YOUR OBJECTIVE: Extend the passage below on Haggard's first marriage and early years, beginning right after its final sentence.

PAGE:

In 1956, Haggard married the first of his five wives: Leona Hobbs, a young woman he'd met one night while on his way to a Bakersfield drive-in stand. He was 19, she was around 16, and the two lived with his brother, Lowell, and his wife. It could've been a critical moment; Haggard started to play in clubs during this time, and became an increasingly skillful singer. But their relationship turned ugly. "My youngest daughter, Kelli," Haggard wrote in 1981, "has a theory about me and her mother. She says God must have wanted to punish us both for some terrible event, so He gave us each other." Haggard was playing Bakersfield clubs during the time – sometimes for free, sometimes for pay – and believed Leona was trying to undermine him. "She liked to hear me sing," he recounted, "or at least that's what people said she said behind my back. To my face, it was always a different story. She was always making fun... I overheard [guitarist] Roy Nichols ask her once why she hadn't been down to the club to hear me sing. She just laughed and told him she had better things to do." For his part, Haggard wasn't ready for the confines of his marriage, which would eventually produce four children. When he went on the run – or ended up in jail, as he did for nine months after stealing a car – he didn't leave means of support for Leona. He missed the delivery of their first child, Dana, during that stretch. Shortly thereafter, he robbed a gas station where he had once worked and headed out to New Mexico to seek work in the oil fields, but there were no jobs and Haggard returned home. The losses were quickly adding up for a young life. "In 1957, I was 20 years old," he said. "I had spent nearly half my life running away or behind bars."

SOURCE MATERIAL:
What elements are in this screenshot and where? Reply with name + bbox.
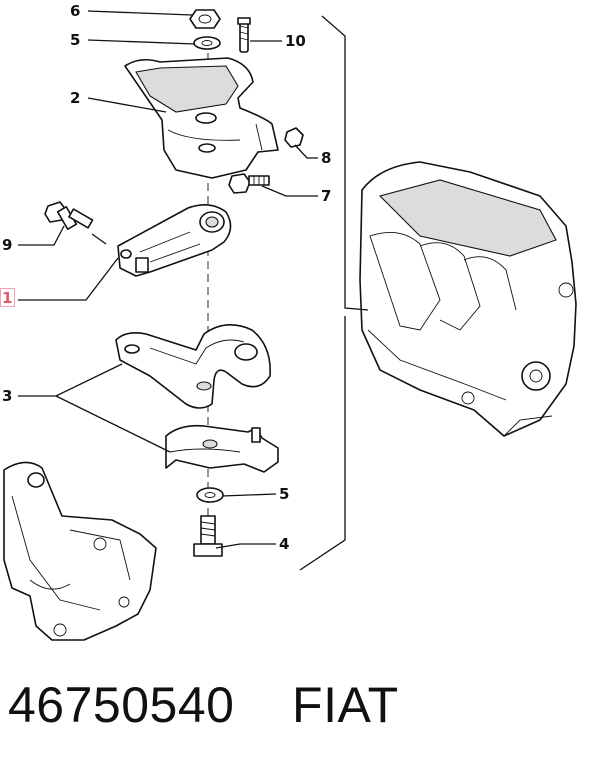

RESULT FOR THIS EXERCISE:
At Christmastime in 1957, he brought Leona along for what proved his dumbest and most ill-fortuned debacle, when he and a friend attempted a restaurant burglary. "We were out of work," Haggard later told The New Yorker. "We thought the place was closed; we were so drunk we thought it was 3 a.m., when it was only 10:30 at night." When the perplexed owner walked in, Haggard took off running, leaving Leona and his infant outside in his car's back seat. He was promptly caught – and almost just as promptly escaped, walking out of the jail unnoticed the next morning. Local police were through with Haggard; they issued a shoot-on-sight order. He was rearrested and spent two months in a minimum-security prison while California decided what to do with him. When a guard slipped Haggard's new prison assignment through the bars of his cell, he stared in disbelief at the order. "Hey, there's been a mistake," he said. It read, "Destination: San Quentin." Merle Haggard had been given a six-month-to-15-year sentence.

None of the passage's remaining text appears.